_Dataset excerpts_.
_ _ _

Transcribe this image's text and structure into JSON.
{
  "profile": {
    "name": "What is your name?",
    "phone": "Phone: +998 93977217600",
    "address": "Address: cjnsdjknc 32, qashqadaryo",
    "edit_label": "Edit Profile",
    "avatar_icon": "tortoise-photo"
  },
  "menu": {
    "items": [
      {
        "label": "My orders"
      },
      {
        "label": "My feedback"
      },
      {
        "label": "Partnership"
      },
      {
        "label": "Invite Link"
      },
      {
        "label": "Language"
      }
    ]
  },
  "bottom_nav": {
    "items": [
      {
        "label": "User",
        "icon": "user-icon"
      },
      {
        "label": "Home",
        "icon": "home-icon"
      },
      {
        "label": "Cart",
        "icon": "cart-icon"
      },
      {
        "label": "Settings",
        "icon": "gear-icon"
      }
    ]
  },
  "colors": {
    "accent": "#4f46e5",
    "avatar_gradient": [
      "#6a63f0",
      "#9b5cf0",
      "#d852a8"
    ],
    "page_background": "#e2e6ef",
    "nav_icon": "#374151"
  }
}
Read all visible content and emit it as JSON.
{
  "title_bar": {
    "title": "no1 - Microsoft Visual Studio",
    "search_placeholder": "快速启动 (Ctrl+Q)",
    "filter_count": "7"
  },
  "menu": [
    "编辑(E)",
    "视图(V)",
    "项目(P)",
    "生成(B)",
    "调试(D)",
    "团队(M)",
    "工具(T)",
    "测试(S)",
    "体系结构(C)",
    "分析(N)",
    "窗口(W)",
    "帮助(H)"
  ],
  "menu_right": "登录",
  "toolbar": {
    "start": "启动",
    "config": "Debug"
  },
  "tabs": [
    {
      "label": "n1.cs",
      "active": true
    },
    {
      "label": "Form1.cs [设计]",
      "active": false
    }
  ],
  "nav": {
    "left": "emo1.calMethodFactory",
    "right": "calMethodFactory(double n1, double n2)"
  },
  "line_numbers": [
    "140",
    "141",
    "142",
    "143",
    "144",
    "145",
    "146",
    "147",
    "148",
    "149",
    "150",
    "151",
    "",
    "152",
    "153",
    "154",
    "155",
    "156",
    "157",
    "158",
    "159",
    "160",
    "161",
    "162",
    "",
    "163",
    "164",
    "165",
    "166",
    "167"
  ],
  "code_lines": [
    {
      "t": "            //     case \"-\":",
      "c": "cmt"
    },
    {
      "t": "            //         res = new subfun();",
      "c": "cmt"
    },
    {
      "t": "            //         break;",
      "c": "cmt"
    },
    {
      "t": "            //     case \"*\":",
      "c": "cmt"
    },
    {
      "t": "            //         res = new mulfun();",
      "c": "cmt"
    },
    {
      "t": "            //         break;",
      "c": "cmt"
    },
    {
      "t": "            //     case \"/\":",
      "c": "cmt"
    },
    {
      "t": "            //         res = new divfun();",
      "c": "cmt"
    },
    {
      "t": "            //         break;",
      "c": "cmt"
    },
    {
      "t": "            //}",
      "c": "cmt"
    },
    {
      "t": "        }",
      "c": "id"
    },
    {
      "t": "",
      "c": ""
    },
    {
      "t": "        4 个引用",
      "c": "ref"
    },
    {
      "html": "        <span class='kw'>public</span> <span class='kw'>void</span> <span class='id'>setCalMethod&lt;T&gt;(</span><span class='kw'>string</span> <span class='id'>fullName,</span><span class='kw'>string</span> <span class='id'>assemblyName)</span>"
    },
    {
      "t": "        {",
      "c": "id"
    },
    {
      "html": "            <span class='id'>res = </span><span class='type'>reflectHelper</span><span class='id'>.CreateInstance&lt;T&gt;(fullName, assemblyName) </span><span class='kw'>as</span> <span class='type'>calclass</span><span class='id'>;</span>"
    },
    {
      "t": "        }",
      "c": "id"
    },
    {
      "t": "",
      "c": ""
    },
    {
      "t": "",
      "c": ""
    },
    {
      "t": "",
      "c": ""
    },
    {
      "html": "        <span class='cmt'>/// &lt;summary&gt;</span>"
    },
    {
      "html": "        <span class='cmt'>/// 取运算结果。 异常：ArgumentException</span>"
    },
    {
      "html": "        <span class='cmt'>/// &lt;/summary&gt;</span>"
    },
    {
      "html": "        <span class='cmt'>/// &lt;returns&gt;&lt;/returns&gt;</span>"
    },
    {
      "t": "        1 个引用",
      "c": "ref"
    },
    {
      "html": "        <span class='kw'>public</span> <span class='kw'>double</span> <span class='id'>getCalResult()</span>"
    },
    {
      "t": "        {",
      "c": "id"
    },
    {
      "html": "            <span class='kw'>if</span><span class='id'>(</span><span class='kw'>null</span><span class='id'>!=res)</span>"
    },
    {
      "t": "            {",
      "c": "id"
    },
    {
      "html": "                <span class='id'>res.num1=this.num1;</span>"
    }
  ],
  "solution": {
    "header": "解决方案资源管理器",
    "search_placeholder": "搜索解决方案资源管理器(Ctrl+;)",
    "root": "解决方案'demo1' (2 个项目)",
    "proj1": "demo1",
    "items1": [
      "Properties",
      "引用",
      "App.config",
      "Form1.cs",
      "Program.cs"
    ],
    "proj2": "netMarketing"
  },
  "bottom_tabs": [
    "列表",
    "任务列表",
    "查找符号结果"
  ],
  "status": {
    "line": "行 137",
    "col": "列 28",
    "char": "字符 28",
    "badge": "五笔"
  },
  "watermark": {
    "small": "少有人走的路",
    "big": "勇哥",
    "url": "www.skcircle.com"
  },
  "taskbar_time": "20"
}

_ _ _

_What you should do_.
Set all of the entries down again, exactly as they were given.

_Complete response_.
Transcribe this image's text and structure into JSON.
{
  "profile": {
    "name": "What is your name?",
    "phone": "Phone: +998 93977217600",
    "address": "Address: cjnsdjknc 32, qashqadaryo",
    "edit_label": "Edit Profile",
    "avatar_icon": "tortoise-photo"
  },
  "menu": {
    "items": [
      {
        "label": "My orders"
      },
      {
        "label": "My feedback"
      },
      {
        "label": "Partnership"
      },
      {
        "label": "Invite Link"
      },
      {
        "label": "Language"
      }
    ]
  },
  "bottom_nav": {
    "items": [
      {
        "label": "User",
        "icon": "user-icon"
      },
      {
        "label": "Home",
        "icon": "home-icon"
      },
      {
        "label": "Cart",
        "icon": "cart-icon"
      },
      {
        "label": "Settings",
        "icon": "gear-icon"
      }
    ]
  },
  "colors": {
    "accent": "#4f46e5",
    "avatar_gradient": [
      "#6a63f0",
      "#9b5cf0",
      "#d852a8"
    ],
    "page_background": "#e2e6ef",
    "nav_icon": "#374151"
  }
}
Read all visible content and emit it as JSON.
{
  "title_bar": {
    "title": "no1 - Microsoft Visual Studio",
    "search_placeholder": "快速启动 (Ctrl+Q)",
    "filter_count": "7"
  },
  "menu": [
    "编辑(E)",
    "视图(V)",
    "项目(P)",
    "生成(B)",
    "调试(D)",
    "团队(M)",
    "工具(T)",
    "测试(S)",
    "体系结构(C)",
    "分析(N)",
    "窗口(W)",
    "帮助(H)"
  ],
  "menu_right": "登录",
  "toolbar": {
    "start": "启动",
    "config": "Debug"
  },
  "tabs": [
    {
      "label": "n1.cs",
      "active": true
    },
    {
      "label": "Form1.cs [设计]",
      "active": false
    }
  ],
  "nav": {
    "left": "emo1.calMethodFactory",
    "right": "calMethodFactory(double n1, double n2)"
  },
  "line_numbers": [
    "140",
    "141",
    "142",
    "143",
    "144",
    "145",
    "146",
    "147",
    "148",
    "149",
    "150",
    "151",
    "",
    "152",
    "153",
    "154",
    "155",
    "156",
    "157",
    "158",
    "159",
    "160",
    "161",
    "162",
    "",
    "163",
    "164",
    "165",
    "166",
    "167"
  ],
  "code_lines": [
    {
      "t": "            //     case \"-\":",
      "c": "cmt"
    },
    {
      "t": "            //         res = new subfun();",
      "c": "cmt"
    },
    {
      "t": "            //         break;",
      "c": "cmt"
    },
    {
      "t": "            //     case \"*\":",
      "c": "cmt"
    },
    {
      "t": "            //         res = new mulfun();",
      "c": "cmt"
    },
    {
      "t": "            //         break;",
      "c": "cmt"
    },
    {
      "t": "            //     case \"/\":",
      "c": "cmt"
    },
    {
      "t": "            //         res = new divfun();",
      "c": "cmt"
    },
    {
      "t": "            //         break;",
      "c": "cmt"
    },
    {
      "t": "            //}",
      "c": "cmt"
    },
    {
      "t": "        }",
      "c": "id"
    },
    {
      "t": "",
      "c": ""
    },
    {
      "t": "        4 个引用",
      "c": "ref"
    },
    {
      "html": "        <span class='kw'>public</span> <span class='kw'>void</span> <span class='id'>setCalMethod&lt;T&gt;(</span><span class='kw'>string</span> <span class='id'>fullName,</span><span class='kw'>string</span> <span class='id'>assemblyName)</span>"
    },
    {
      "t": "        {",
      "c": "id"
    },
    {
      "html": "            <span class='id'>res = </span><span class='type'>reflectHelper</span><span class='id'>.CreateInstance&lt;T&gt;(fullName, assemblyName) </span><span class='kw'>as</span> <span class='type'>calclass</span><span class='id'>;</span>"
    },
    {
      "t": "        }",
      "c": "id"
    },
    {
      "t": "",
      "c": ""
    },
    {
      "t": "",
      "c": ""
    },
    {
      "t": "",
      "c": ""
    },
    {
      "html": "        <span class='cmt'>/// &lt;summary&gt;</span>"
    },
    {
      "html": "        <span class='cmt'>/// 取运算结果。 异常：ArgumentException</span>"
    },
    {
      "html": "        <span class='cmt'>/// &lt;/summary&gt;</span>"
    },
    {
      "html": "        <span class='cmt'>/// &lt;returns&gt;&lt;/returns&gt;</span>"
    },
    {
      "t": "        1 个引用",
      "c": "ref"
    },
    {
      "html": "        <span class='kw'>public</span> <span class='kw'>double</span> <span class='id'>getCalResult()</span>"
    },
    {
      "t": "        {",
      "c": "id"
    },
    {
      "html": "            <span class='kw'>if</span><span class='id'>(</span><span class='kw'>null</span><span class='id'>!=res)</span>"
    },
    {
      "t": "            {",
      "c": "id"
    },
    {
      "html": "                <span class='id'>res.num1=this.num1;</span>"
    }
  ],
  "solution": {
    "header": "解决方案资源管理器",
    "search_placeholder": "搜索解决方案资源管理器(Ctrl+;)",
    "root": "解决方案'demo1' (2 个项目)",
    "proj1": "demo1",
    "items1": [
      "Properties",
      "引用",
      "App.config",
      "Form1.cs",
      "Program.cs"
    ],
    "proj2": "netMarketing"
  },
  "bottom_tabs": [
    "列表",
    "任务列表",
    "查找符号结果"
  ],
  "status": {
    "line": "行 137",
    "col": "列 28",
    "char": "字符 28",
    "badge": "五笔"
  },
  "watermark": {
    "small": "少有人走的路",
    "big": "勇哥",
    "url": "www.skcircle.com"
  },
  "taskbar_time": "20"
}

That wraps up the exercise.